======== DATA IN THIS EXERCISE

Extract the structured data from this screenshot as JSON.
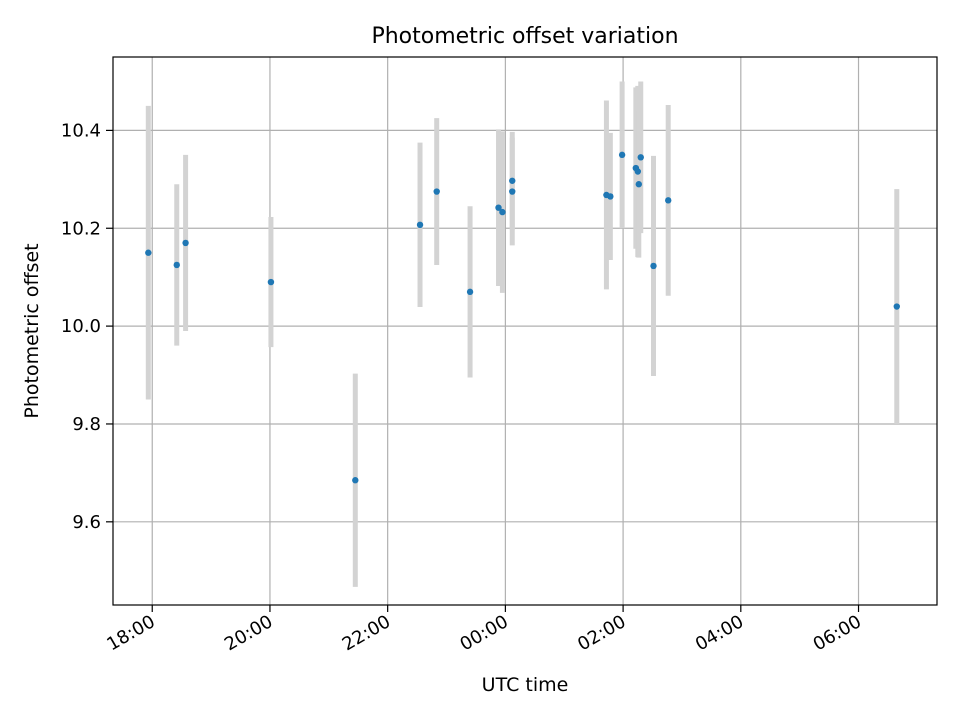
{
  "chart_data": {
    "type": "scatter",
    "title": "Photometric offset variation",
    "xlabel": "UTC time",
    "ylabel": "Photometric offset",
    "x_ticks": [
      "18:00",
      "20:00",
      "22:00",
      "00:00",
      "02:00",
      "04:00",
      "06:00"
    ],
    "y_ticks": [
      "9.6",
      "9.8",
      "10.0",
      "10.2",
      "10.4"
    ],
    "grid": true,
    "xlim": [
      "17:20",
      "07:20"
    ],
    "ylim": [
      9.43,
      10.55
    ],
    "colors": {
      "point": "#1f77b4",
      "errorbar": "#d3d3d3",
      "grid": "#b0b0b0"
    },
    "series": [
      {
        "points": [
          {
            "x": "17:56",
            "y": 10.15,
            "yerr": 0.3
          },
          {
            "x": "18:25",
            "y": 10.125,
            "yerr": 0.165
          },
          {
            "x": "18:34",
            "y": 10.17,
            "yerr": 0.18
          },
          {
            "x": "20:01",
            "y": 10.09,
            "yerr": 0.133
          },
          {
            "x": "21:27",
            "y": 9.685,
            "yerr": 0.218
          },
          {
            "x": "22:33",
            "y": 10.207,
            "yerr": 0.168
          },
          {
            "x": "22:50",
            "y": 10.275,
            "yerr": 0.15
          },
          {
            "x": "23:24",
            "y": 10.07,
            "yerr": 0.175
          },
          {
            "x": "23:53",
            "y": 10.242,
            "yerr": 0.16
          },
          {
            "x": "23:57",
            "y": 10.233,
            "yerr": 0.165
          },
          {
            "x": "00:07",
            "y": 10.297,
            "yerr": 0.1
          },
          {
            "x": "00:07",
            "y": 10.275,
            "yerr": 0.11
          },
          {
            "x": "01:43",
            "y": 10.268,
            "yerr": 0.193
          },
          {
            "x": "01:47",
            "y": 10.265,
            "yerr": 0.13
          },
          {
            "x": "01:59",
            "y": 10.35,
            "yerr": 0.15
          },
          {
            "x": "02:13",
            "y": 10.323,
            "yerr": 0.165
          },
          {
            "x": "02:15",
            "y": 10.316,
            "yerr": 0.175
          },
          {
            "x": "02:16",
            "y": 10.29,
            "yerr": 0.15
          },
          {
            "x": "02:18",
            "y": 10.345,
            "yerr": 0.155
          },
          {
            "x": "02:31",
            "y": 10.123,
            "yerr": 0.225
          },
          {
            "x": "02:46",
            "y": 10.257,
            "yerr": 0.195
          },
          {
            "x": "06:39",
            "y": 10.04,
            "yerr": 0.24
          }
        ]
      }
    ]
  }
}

================

» **WRITTEN EXERCISE**
Restate the listing above word for word, and skip the pictures.

» **EXERCISE OUTPUT**
Extract the structured data from this screenshot as JSON.
{
  "chart_data": {
    "type": "scatter",
    "title": "Photometric offset variation",
    "xlabel": "UTC time",
    "ylabel": "Photometric offset",
    "x_ticks": [
      "18:00",
      "20:00",
      "22:00",
      "00:00",
      "02:00",
      "04:00",
      "06:00"
    ],
    "y_ticks": [
      "9.6",
      "9.8",
      "10.0",
      "10.2",
      "10.4"
    ],
    "grid": true,
    "xlim": [
      "17:20",
      "07:20"
    ],
    "ylim": [
      9.43,
      10.55
    ],
    "colors": {
      "point": "#1f77b4",
      "errorbar": "#d3d3d3",
      "grid": "#b0b0b0"
    },
    "series": [
      {
        "points": [
          {
            "x": "17:56",
            "y": 10.15,
            "yerr": 0.3
          },
          {
            "x": "18:25",
            "y": 10.125,
            "yerr": 0.165
          },
          {
            "x": "18:34",
            "y": 10.17,
            "yerr": 0.18
          },
          {
            "x": "20:01",
            "y": 10.09,
            "yerr": 0.133
          },
          {
            "x": "21:27",
            "y": 9.685,
            "yerr": 0.218
          },
          {
            "x": "22:33",
            "y": 10.207,
            "yerr": 0.168
          },
          {
            "x": "22:50",
            "y": 10.275,
            "yerr": 0.15
          },
          {
            "x": "23:24",
            "y": 10.07,
            "yerr": 0.175
          },
          {
            "x": "23:53",
            "y": 10.242,
            "yerr": 0.16
          },
          {
            "x": "23:57",
            "y": 10.233,
            "yerr": 0.165
          },
          {
            "x": "00:07",
            "y": 10.297,
            "yerr": 0.1
          },
          {
            "x": "00:07",
            "y": 10.275,
            "yerr": 0.11
          },
          {
            "x": "01:43",
            "y": 10.268,
            "yerr": 0.193
          },
          {
            "x": "01:47",
            "y": 10.265,
            "yerr": 0.13
          },
          {
            "x": "01:59",
            "y": 10.35,
            "yerr": 0.15
          },
          {
            "x": "02:13",
            "y": 10.323,
            "yerr": 0.165
          },
          {
            "x": "02:15",
            "y": 10.316,
            "yerr": 0.175
          },
          {
            "x": "02:16",
            "y": 10.29,
            "yerr": 0.15
          },
          {
            "x": "02:18",
            "y": 10.345,
            "yerr": 0.155
          },
          {
            "x": "02:31",
            "y": 10.123,
            "yerr": 0.225
          },
          {
            "x": "02:46",
            "y": 10.257,
            "yerr": 0.195
          },
          {
            "x": "06:39",
            "y": 10.04,
            "yerr": 0.24
          }
        ]
      }
    ]
  }
}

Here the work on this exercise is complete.